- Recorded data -
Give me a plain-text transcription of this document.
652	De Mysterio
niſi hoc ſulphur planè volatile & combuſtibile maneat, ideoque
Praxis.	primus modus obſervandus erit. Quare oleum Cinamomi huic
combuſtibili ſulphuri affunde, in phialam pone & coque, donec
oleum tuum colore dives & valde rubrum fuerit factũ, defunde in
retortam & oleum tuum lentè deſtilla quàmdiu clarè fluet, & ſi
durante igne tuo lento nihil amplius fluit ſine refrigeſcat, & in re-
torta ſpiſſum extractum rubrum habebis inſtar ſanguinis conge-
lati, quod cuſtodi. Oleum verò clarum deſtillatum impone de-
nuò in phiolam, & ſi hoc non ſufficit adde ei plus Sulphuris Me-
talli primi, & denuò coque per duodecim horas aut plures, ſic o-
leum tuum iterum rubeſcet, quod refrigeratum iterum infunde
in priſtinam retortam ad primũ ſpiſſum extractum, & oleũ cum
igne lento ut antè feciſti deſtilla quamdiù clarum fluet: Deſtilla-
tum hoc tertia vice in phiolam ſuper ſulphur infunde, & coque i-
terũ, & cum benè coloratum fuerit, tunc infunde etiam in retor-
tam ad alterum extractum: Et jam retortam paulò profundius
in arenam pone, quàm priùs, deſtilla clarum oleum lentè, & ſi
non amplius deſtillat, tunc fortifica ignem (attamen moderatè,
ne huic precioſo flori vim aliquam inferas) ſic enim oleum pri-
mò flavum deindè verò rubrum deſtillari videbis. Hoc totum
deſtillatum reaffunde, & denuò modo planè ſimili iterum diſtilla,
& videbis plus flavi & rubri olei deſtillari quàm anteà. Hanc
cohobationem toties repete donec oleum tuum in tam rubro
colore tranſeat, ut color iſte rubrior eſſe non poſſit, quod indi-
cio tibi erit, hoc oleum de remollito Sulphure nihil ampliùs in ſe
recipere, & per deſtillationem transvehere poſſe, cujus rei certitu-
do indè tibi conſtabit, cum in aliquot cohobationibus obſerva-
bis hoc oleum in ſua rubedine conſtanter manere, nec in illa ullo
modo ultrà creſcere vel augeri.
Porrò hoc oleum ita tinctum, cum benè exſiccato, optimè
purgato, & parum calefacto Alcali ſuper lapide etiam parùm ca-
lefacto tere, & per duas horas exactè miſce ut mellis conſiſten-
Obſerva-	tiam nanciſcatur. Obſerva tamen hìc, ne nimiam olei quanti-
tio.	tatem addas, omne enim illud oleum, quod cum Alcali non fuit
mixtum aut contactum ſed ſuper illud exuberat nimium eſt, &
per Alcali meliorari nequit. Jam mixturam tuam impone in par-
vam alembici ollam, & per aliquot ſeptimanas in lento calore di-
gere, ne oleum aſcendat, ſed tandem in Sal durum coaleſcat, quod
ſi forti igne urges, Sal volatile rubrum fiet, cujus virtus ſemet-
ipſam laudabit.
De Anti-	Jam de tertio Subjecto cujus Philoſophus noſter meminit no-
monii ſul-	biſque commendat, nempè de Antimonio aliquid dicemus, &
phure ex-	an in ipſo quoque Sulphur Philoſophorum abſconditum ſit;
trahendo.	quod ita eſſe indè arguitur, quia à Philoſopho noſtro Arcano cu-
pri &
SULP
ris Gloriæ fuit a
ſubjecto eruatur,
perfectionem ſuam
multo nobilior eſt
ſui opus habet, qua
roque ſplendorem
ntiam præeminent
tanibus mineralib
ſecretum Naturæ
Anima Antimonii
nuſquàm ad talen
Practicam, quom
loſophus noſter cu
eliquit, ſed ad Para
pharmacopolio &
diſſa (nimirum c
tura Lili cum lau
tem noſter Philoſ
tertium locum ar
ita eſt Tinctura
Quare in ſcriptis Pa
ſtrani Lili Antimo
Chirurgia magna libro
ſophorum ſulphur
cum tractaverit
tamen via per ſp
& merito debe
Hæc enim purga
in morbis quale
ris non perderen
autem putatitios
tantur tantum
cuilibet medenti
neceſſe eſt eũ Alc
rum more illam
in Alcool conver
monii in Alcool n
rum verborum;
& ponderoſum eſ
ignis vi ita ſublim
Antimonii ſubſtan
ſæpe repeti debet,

- What you are asked to do -
Repeat the material in full, exactly as it stands.

- Response to the exercise -
Give me a plain-text transcription of this document.
652	De Mysterio
niſi hoc ſulphur planè volatile & combuſtibile maneat, ideoque
Praxis.	primus modus obſervandus erit. Quare oleum Cinamomi huic
combuſtibili ſulphuri affunde, in phialam pone & coque, donec
oleum tuum colore dives & valde rubrum fuerit factũ, defunde in
retortam & oleum tuum lentè deſtilla quàmdiu clarè fluet, & ſi
durante igne tuo lento nihil amplius fluit ſine refrigeſcat, & in re-
torta ſpiſſum extractum rubrum habebis inſtar ſanguinis conge-
lati, quod cuſtodi. Oleum verò clarum deſtillatum impone de-
nuò in phiolam, & ſi hoc non ſufficit adde ei plus Sulphuris Me-
talli primi, & denuò coque per duodecim horas aut plures, ſic o-
leum tuum iterum rubeſcet, quod refrigeratum iterum infunde
in priſtinam retortam ad primũ ſpiſſum extractum, & oleũ cum
igne lento ut antè feciſti deſtilla quamdiù clarum fluet: Deſtilla-
tum hoc tertia vice in phiolam ſuper ſulphur infunde, & coque i-
terũ, & cum benè coloratum fuerit, tunc infunde etiam in retor-
tam ad alterum extractum: Et jam retortam paulò profundius
in arenam pone, quàm priùs, deſtilla clarum oleum lentè, & ſi
non amplius deſtillat, tunc fortifica ignem (attamen moderatè,
ne huic precioſo flori vim aliquam inferas) ſic enim oleum pri-
mò flavum deindè verò rubrum deſtillari videbis. Hoc totum
deſtillatum reaffunde, & denuò modo planè ſimili iterum diſtilla,
& videbis plus flavi & rubri olei deſtillari quàm anteà. Hanc
cohobationem toties repete donec oleum tuum in tam rubro
colore tranſeat, ut color iſte rubrior eſſe non poſſit, quod indi-
cio tibi erit, hoc oleum de remollito Sulphure nihil ampliùs in ſe
recipere, & per deſtillationem transvehere poſſe, cujus rei certitu-
do indè tibi conſtabit, cum in aliquot cohobationibus obſerva-
bis hoc oleum in ſua rubedine conſtanter manere, nec in illa ullo
modo ultrà creſcere vel augeri.
Porrò hoc oleum ita tinctum, cum benè exſiccato, optimè
purgato, & parum calefacto Alcali ſuper lapide etiam parùm ca-
lefacto tere, & per duas horas exactè miſce ut mellis conſiſten-
Obſerva-	tiam nanciſcatur. Obſerva tamen hìc, ne nimiam olei quanti-
tio.	tatem addas, omne enim illud oleum, quod cum Alcali non fuit
mixtum aut contactum ſed ſuper illud exuberat nimium eſt, &
per Alcali meliorari nequit. Jam mixturam tuam impone in par-
vam alembici ollam, & per aliquot ſeptimanas in lento calore di-
gere, ne oleum aſcendat, ſed tandem in Sal durum coaleſcat, quod
ſi forti igne urges, Sal volatile rubrum fiet, cujus virtus ſemet-
ipſam laudabit.
De Anti-	Jam de tertio Subjecto cujus Philoſophus noſter meminit no-
monii ſul-	biſque commendat, nempè de Antimonio aliquid dicemus, &
phure ex-	an in ipſo quoque Sulphur Philoſophorum abſconditum ſit;
trahendo.	quod ita eſſe indè arguitur, quia à Philoſopho noſtro Arcano cu-
pri &
SULP
ris Gloriæ fuit a
ſubjecto eruatur,
perfectionem ſuam
multo nobilior eſt
ſui opus habet, qua
roque ſplendorem
ntiam præeminent
tanibus mineralib
ſecretum Naturæ
Anima Antimonii
nuſquàm ad talen
Practicam, quom
loſophus noſter cu
eliquit, ſed ad Para
pharmacopolio &
diſſa (nimirum c
tura Lili cum lau
tem noſter Philoſ
tertium locum ar
ita eſt Tinctura
Quare in ſcriptis Pa
ſtrani Lili Antimo
Chirurgia magna libro
ſophorum ſulphur
cum tractaverit
tamen via per ſp
& merito debe
Hæc enim purga
in morbis quale
ris non perderen
autem putatitios
tantur tantum
cuilibet medenti
neceſſe eſt eũ Alc
rum more illam
in Alcool conver
monii in Alcool n
rum verborum;
& ponderoſum eſ
ignis vi ita ſublim
Antimonii ſubſtan
ſæpe repeti debet,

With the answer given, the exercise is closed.